_GIVEN PROBLEM:_ Reproduce every item below word for word, leaving the pictures out of your answer.

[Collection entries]
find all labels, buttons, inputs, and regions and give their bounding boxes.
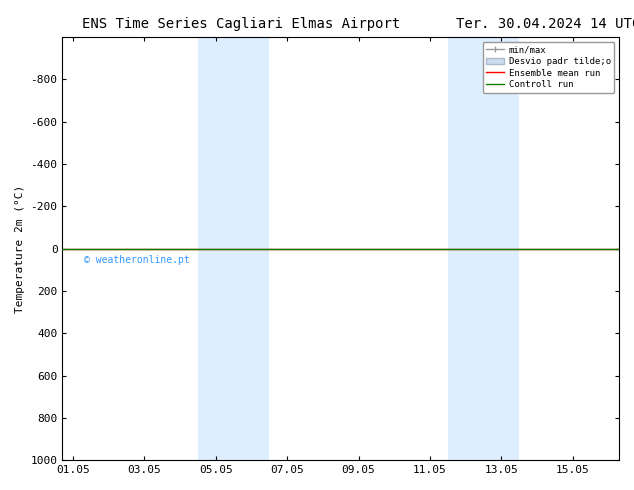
Bar	[448, 37, 519, 460]
Text: © weatheronline.pt: © weatheronline.pt	[84, 255, 190, 265]
Legend: min/max, Desvio padr tilde;o, Ensemble mean run, Controll run: min/max, Desvio padr tilde;o, Ensemble m…	[482, 42, 614, 93]
Text: Ter. 30.04.2024 14 UTC: Ter. 30.04.2024 14 UTC	[456, 17, 634, 31]
Y-axis label: Temperature 2m (°C): Temperature 2m (°C)	[15, 184, 25, 313]
Bar	[198, 37, 269, 460]
Text: ENS Time Series Cagliari Elmas Airport: ENS Time Series Cagliari Elmas Airport	[82, 17, 401, 31]
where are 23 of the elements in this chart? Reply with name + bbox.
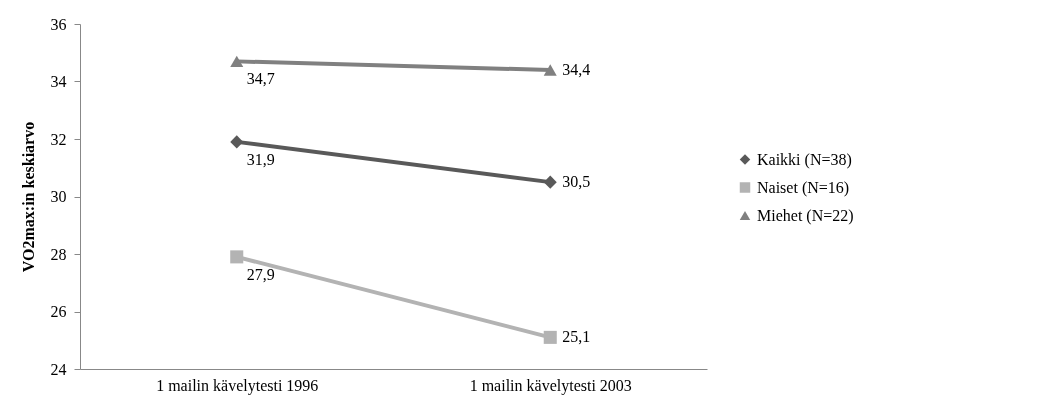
- y-tick-label: 34: [50, 73, 67, 90]
- y-tick-label: 30: [50, 188, 67, 205]
- y-tick-label: 24: [50, 360, 67, 378]
- legend-label: Miehet (N=22): [757, 206, 854, 225]
- legend-label: Naiset (N=16): [757, 178, 850, 197]
- data-label: 34,7: [246, 70, 275, 88]
- y-tick-label: 36: [50, 15, 67, 33]
- y-tick-label: 28: [50, 245, 67, 263]
- point: [230, 250, 244, 264]
- point: [543, 175, 557, 189]
- x-tick-label: 1 mailin kävelytesti 1996: [156, 376, 319, 395]
- point: [543, 330, 557, 344]
- x-tick-label: 1 mailin kävelytesti 2003: [469, 376, 632, 395]
- data-label: 27,9: [246, 265, 275, 283]
- y-tick-label: 32: [50, 130, 67, 148]
- legend-label: Kaikki (N=38): [757, 150, 852, 169]
- y-axis-title: VO2max:in keskiarvo: [19, 121, 37, 273]
- data-label: 25,1: [562, 328, 591, 346]
- data-label: 30,5: [562, 173, 591, 191]
- data-label: 31,9: [246, 150, 275, 168]
- y-tick-label: 26: [50, 303, 67, 320]
- data-label: 34,4: [562, 61, 591, 78]
- point: [230, 135, 244, 149]
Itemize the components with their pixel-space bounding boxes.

_RESPONSE:_
find all labels, buttons, inputs, and regions and give their bounding boxes.
Bar	[448, 37, 519, 460]
Text: © weatheronline.pt: © weatheronline.pt	[84, 255, 190, 265]
Legend: min/max, Desvio padr tilde;o, Ensemble mean run, Controll run: min/max, Desvio padr tilde;o, Ensemble m…	[482, 42, 614, 93]
Text: Ter. 30.04.2024 14 UTC: Ter. 30.04.2024 14 UTC	[456, 17, 634, 31]
Y-axis label: Temperature 2m (°C): Temperature 2m (°C)	[15, 184, 25, 313]
Bar	[198, 37, 269, 460]
Text: ENS Time Series Cagliari Elmas Airport: ENS Time Series Cagliari Elmas Airport	[82, 17, 401, 31]
where are 23 of the elements in this chart? Reply with name + bbox.
- y-tick-label: 34: [50, 73, 67, 90]
- y-tick-label: 30: [50, 188, 67, 205]
- y-tick-label: 24: [50, 360, 67, 378]
- legend-label: Miehet (N=22): [757, 206, 854, 225]
- legend-label: Naiset (N=16): [757, 178, 850, 197]
- data-label: 34,7: [246, 70, 275, 88]
- y-tick-label: 36: [50, 15, 67, 33]
- y-tick-label: 28: [50, 245, 67, 263]
- point: [230, 250, 244, 264]
- point: [543, 175, 557, 189]
- x-tick-label: 1 mailin kävelytesti 1996: [156, 376, 319, 395]
- point: [543, 330, 557, 344]
- x-tick-label: 1 mailin kävelytesti 2003: [469, 376, 632, 395]
- data-label: 27,9: [246, 265, 275, 283]
- y-tick-label: 32: [50, 130, 67, 148]
- legend-label: Kaikki (N=38): [757, 150, 852, 169]
- y-axis-title: VO2max:in keskiarvo: [19, 121, 37, 273]
- data-label: 25,1: [562, 328, 591, 346]
- data-label: 30,5: [562, 173, 591, 191]
- data-label: 31,9: [246, 150, 275, 168]
- y-tick-label: 26: [50, 303, 67, 320]
- data-label: 34,4: [562, 61, 591, 78]
- point: [230, 135, 244, 149]
Itemize the components with their pixel-space bounding boxes.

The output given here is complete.